— START OF Items —

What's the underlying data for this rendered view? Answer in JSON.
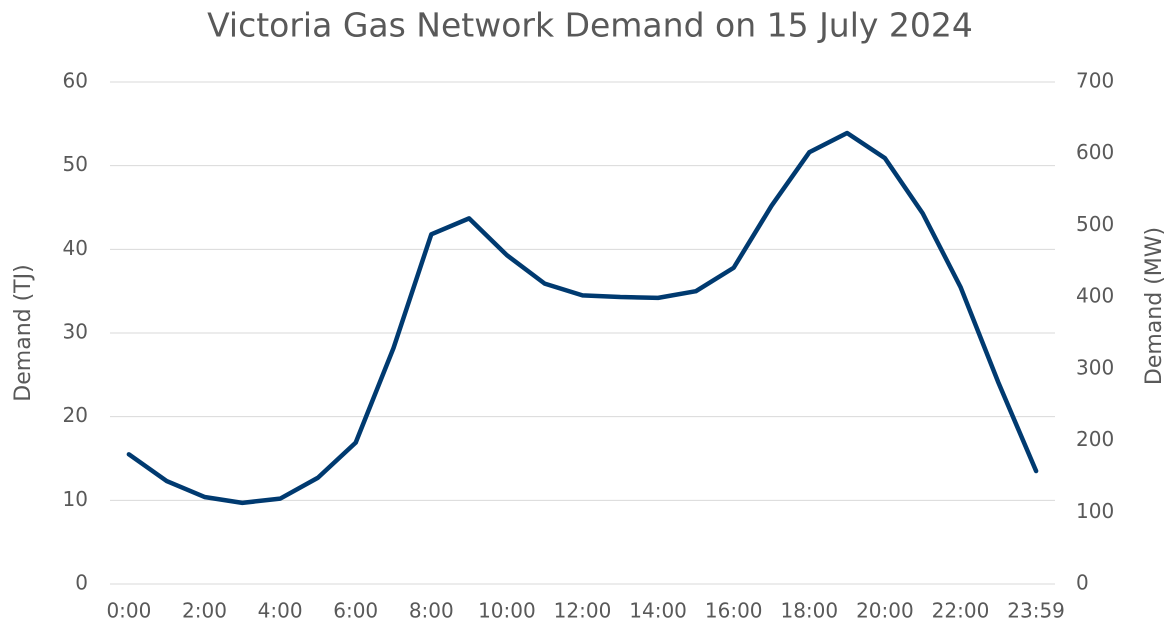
{
  "chart_data": {
    "type": "line",
    "title": "Victoria Gas Network Demand on 15 July 2024",
    "y_label": "Demand (TJ)",
    "y2_label": "Demand (MW)",
    "categories": [
      "0:00",
      null,
      "2:00",
      null,
      "4:00",
      null,
      "6:00",
      null,
      "8:00",
      null,
      "10:00",
      null,
      "12:00",
      null,
      "14:00",
      null,
      "16:00",
      null,
      "18:00",
      null,
      "20:00",
      null,
      "22:00",
      null,
      "23:59"
    ],
    "values": [
      15.5,
      12.3,
      10.4,
      9.7,
      10.2,
      12.7,
      16.9,
      28.2,
      41.8,
      43.7,
      39.3,
      35.9,
      34.5,
      34.3,
      34.2,
      35.0,
      37.8,
      45.2,
      51.6,
      53.9,
      50.9,
      44.3,
      35.5,
      24.1,
      13.5
    ],
    "color": "#003a70",
    "ylim": [
      0,
      60
    ],
    "yticks": [
      0,
      10,
      20,
      30,
      40,
      50,
      60
    ],
    "y2lim": [
      0,
      700
    ],
    "y2ticks": [
      0,
      100,
      200,
      300,
      400,
      500,
      600,
      700
    ],
    "grid": true
  }
}
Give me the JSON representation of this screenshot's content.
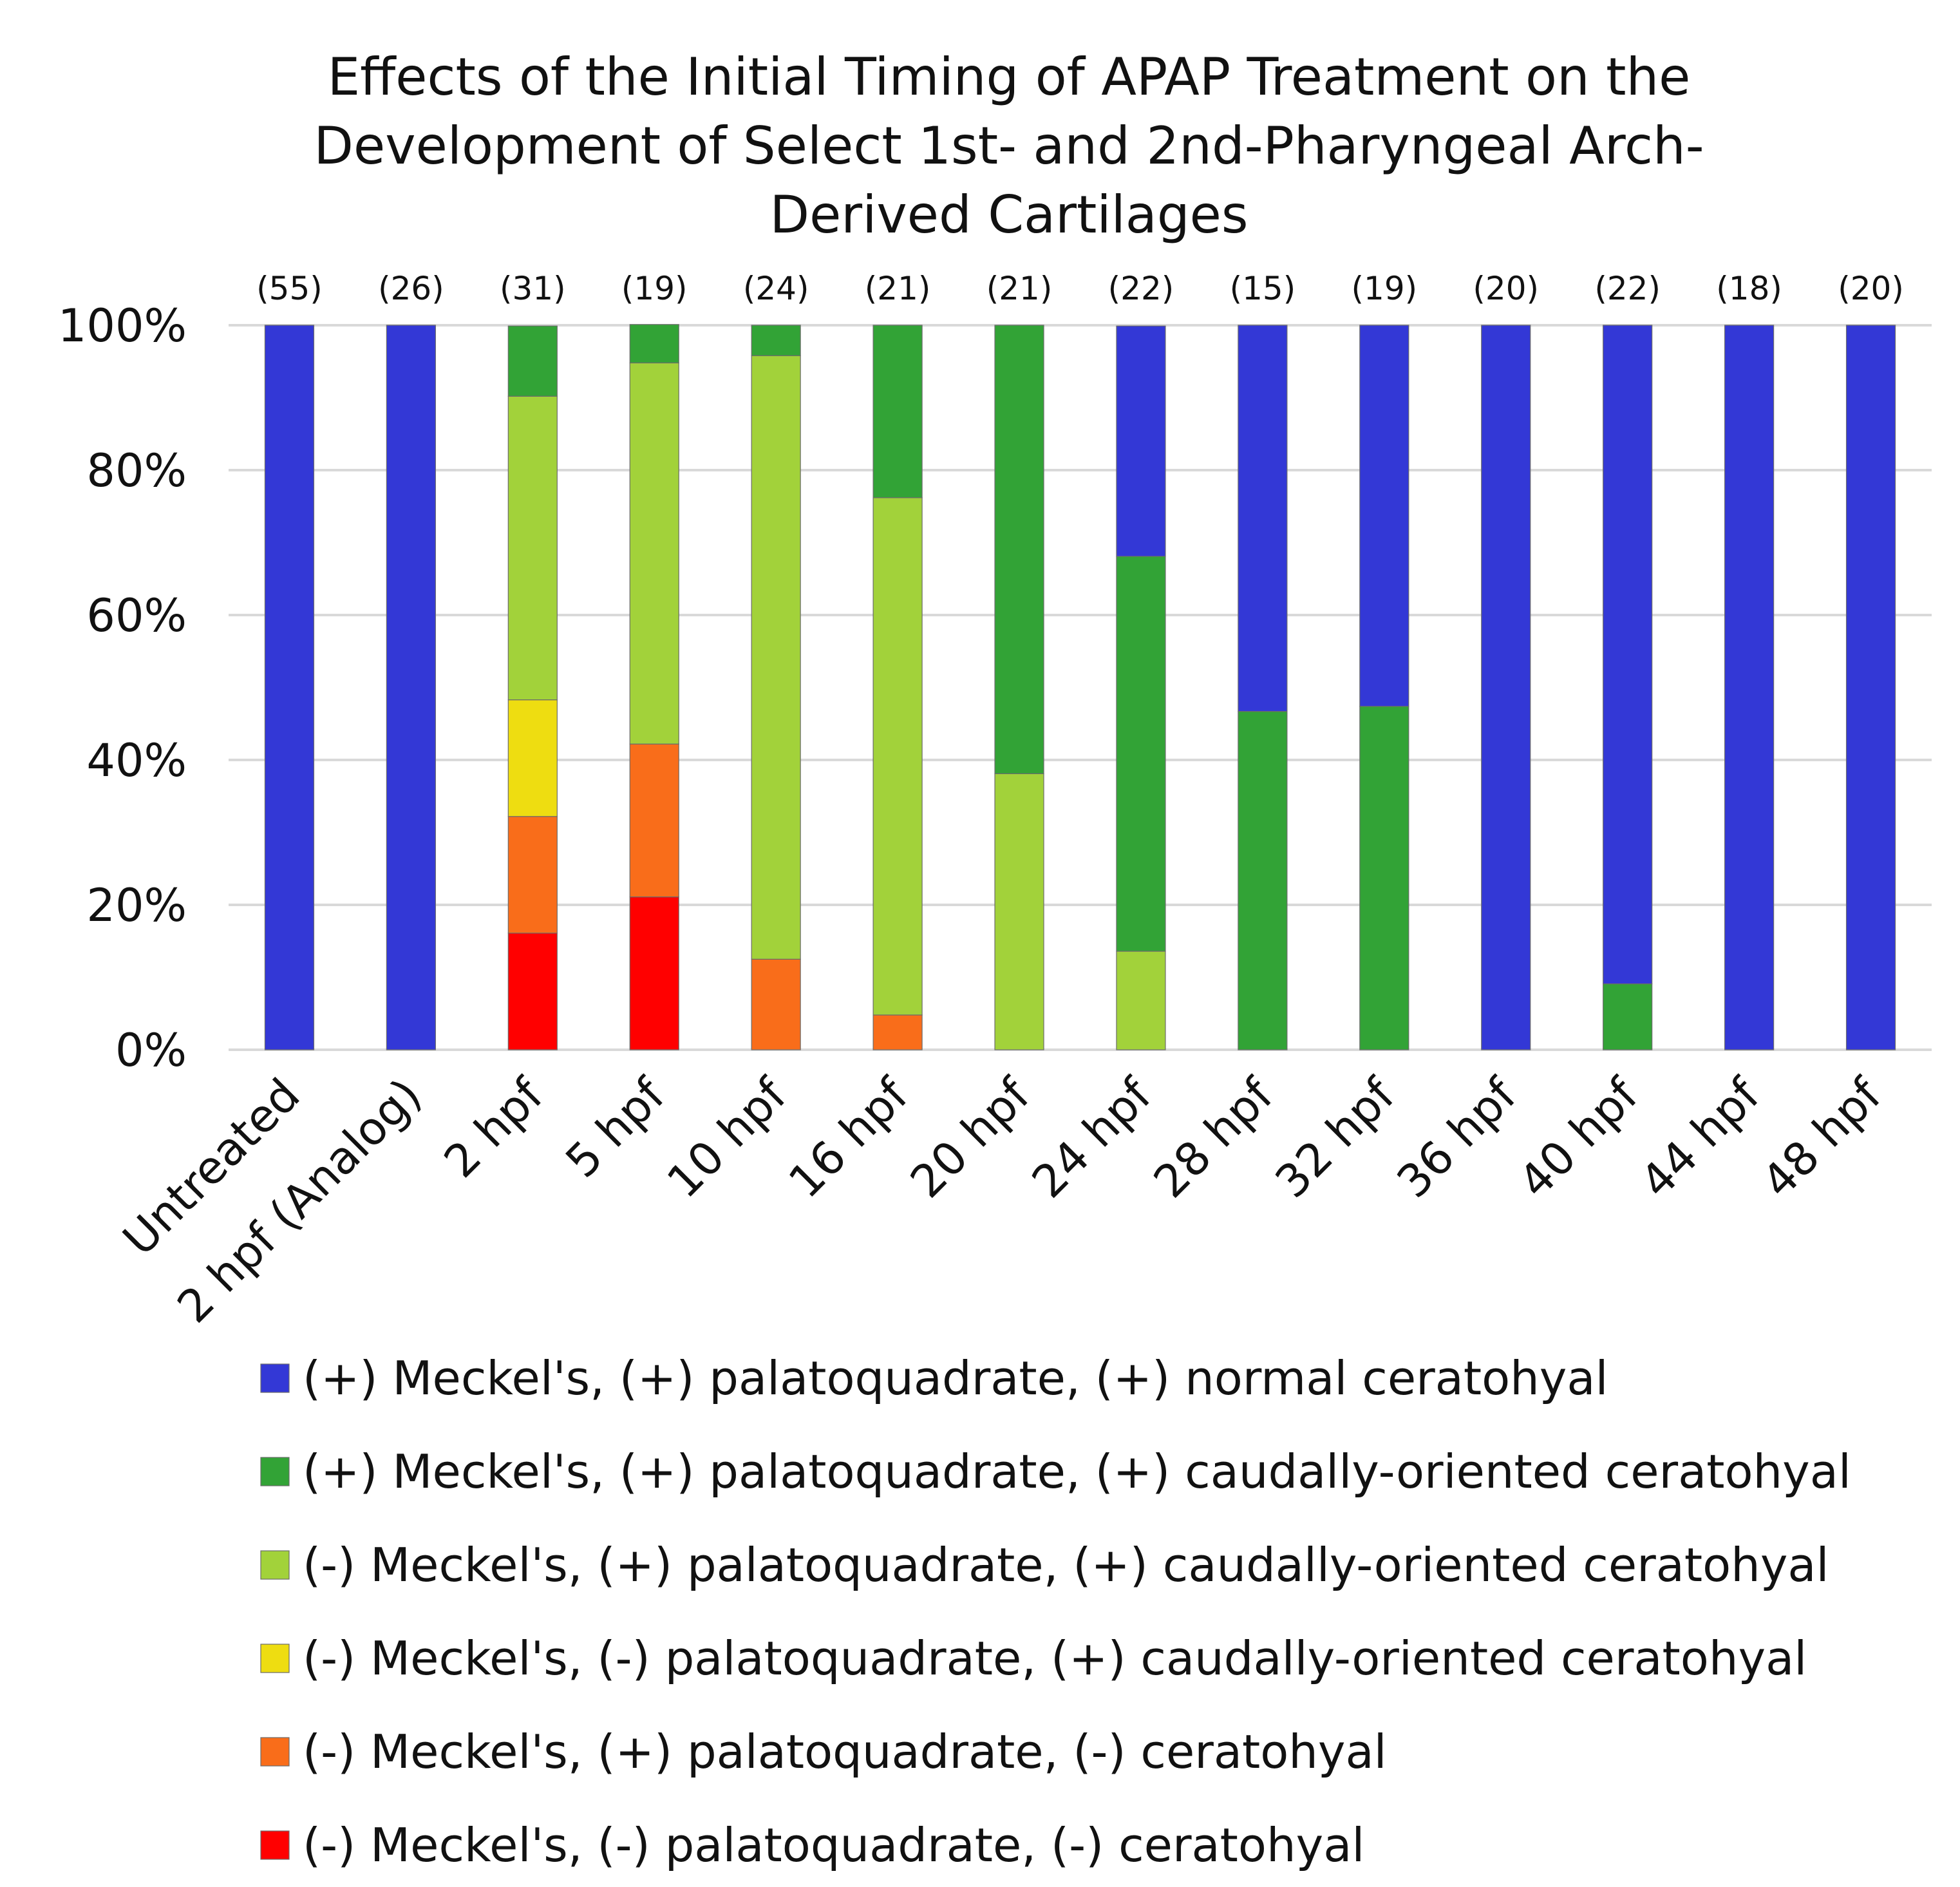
{
  "chart_data": {
    "type": "bar",
    "stacked": true,
    "title": "Effects of the Initial Timing of APAP Treatment on the Development of Select 1st- and 2nd-Pharyngeal Arch-Derived Cartilages",
    "title_lines": [
      "Effects of the Initial Timing of APAP Treatment on the",
      "Development of Select 1st- and 2nd-Pharyngeal Arch-",
      "Derived Cartilages"
    ],
    "xlabel": "",
    "ylabel": "",
    "ylim": [
      0,
      100
    ],
    "y_ticks": [
      "0%",
      "20%",
      "40%",
      "60%",
      "80%",
      "100%"
    ],
    "grid": true,
    "legend_position": "bottom",
    "categories": [
      "Untreated",
      "2 hpf (Analog)",
      "2 hpf",
      "5 hpf",
      "10 hpf",
      "16 hpf",
      "20 hpf",
      "24 hpf",
      "28 hpf",
      "32 hpf",
      "36 hpf",
      "40 hpf",
      "44 hpf",
      "48 hpf"
    ],
    "sample_sizes": [
      "(55)",
      "(26)",
      "(31)",
      "(19)",
      "(24)",
      "(21)",
      "(21)",
      "(22)",
      "(15)",
      "(19)",
      "(20)",
      "(22)",
      "(18)",
      "(20)"
    ],
    "series": [
      {
        "name": "(-) Meckel's, (-) palatoquadrate, (-) ceratohyal",
        "color": "#ff0000",
        "values": [
          0,
          0,
          16.1,
          21.1,
          0,
          0,
          0,
          0,
          0,
          0,
          0,
          0,
          0,
          0
        ]
      },
      {
        "name": "(-) Meckel's, (+) palatoquadrate, (-) ceratohyal",
        "color": "#f96d1a",
        "values": [
          0,
          0,
          16.1,
          21.1,
          12.5,
          4.8,
          0,
          0,
          0,
          0,
          0,
          0,
          0,
          0
        ]
      },
      {
        "name": "(-) Meckel's, (-) palatoquadrate, (+) caudally-oriented ceratohyal",
        "color": "#eedd11",
        "values": [
          0,
          0,
          16.1,
          0,
          0,
          0,
          0,
          0,
          0,
          0,
          0,
          0,
          0,
          0
        ]
      },
      {
        "name": "(-) Meckel's, (+) palatoquadrate, (+) caudally-oriented ceratohyal",
        "color": "#a2d23a",
        "values": [
          0,
          0,
          41.9,
          52.6,
          83.3,
          71.4,
          38.1,
          13.6,
          0,
          0,
          0,
          0,
          0,
          0
        ]
      },
      {
        "name": "(+) Meckel's, (+) palatoquadrate, (+) caudally-oriented ceratohyal",
        "color": "#32a336",
        "values": [
          0,
          0,
          9.7,
          5.3,
          4.2,
          23.8,
          61.9,
          54.5,
          46.7,
          47.4,
          0,
          9.1,
          0,
          0
        ]
      },
      {
        "name": "(+) Meckel's, (+) palatoquadrate, (+) normal ceratohyal",
        "color": "#3338d6",
        "values": [
          100,
          100,
          0,
          0,
          0,
          0,
          0,
          31.8,
          53.3,
          52.6,
          100,
          90.9,
          100,
          100
        ]
      }
    ],
    "legend_order": [
      "(+) Meckel's, (+) palatoquadrate, (+) normal ceratohyal",
      "(+) Meckel's, (+) palatoquadrate, (+) caudally-oriented ceratohyal",
      "(-) Meckel's, (+) palatoquadrate, (+) caudally-oriented ceratohyal",
      "(-) Meckel's, (-) palatoquadrate, (+) caudally-oriented ceratohyal",
      "(-) Meckel's, (+) palatoquadrate, (-) ceratohyal",
      "(-) Meckel's, (-) palatoquadrate, (-) ceratohyal"
    ]
  }
}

— END OF Items —

_What is expected_.
Locate the word "Cartilages" in the records and collect each line it appears in.

_Finished task_.
    "title": "Effects of the Initial Timing of APAP Treatment on the Development of Select 1st- and 2nd-Pharyngeal Arch-Derived Cartilages",
      "Derived Cartilages"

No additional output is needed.